--- What you will do ---
Print out each entry below exactly, please.

--- Recorded data ---
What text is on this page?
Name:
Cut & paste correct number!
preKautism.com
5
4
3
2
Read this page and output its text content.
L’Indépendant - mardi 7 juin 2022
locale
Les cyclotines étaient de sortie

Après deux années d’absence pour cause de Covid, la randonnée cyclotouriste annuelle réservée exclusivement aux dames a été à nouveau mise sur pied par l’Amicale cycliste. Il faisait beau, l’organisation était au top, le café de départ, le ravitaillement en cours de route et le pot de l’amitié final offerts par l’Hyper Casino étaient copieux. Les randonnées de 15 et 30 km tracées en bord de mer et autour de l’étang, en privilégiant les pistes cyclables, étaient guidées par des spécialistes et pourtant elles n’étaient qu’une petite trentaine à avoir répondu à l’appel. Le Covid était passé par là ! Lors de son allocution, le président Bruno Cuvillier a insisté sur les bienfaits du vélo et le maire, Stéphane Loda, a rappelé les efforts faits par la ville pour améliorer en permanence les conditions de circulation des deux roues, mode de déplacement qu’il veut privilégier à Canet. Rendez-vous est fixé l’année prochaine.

--- Result below ---
What text is on this page?
Name:
Cut & paste correct number!
preKautism.com
5
4
3
2
Read this page and output its text content.
L’Indépendant - mardi 7 juin 2022
locale
Les cyclotines étaient de sortie

Après deux années d’absence pour cause de Covid, la randonnée cyclotouriste annuelle réservée exclusivement aux dames a été à nouveau mise sur pied par l’Amicale cycliste. Il faisait beau, l’organisation était au top, le café de départ, le ravitaillement en cours de route et le pot de l’amitié final offerts par l’Hyper Casino étaient copieux. Les randonnées de 15 et 30 km tracées en bord de mer et autour de l’étang, en privilégiant les pistes cyclables, étaient guidées par des spécialistes et pourtant elles n’étaient qu’une petite trentaine à avoir répondu à l’appel. Le Covid était passé par là ! Lors de son allocution, le président Bruno Cuvillier a insisté sur les bienfaits du vélo et le maire, Stéphane Loda, a rappelé les efforts faits par la ville pour améliorer en permanence les conditions de circulation des deux roues, mode de déplacement qu’il veut privilégier à Canet. Rendez-vous est fixé l’année prochaine.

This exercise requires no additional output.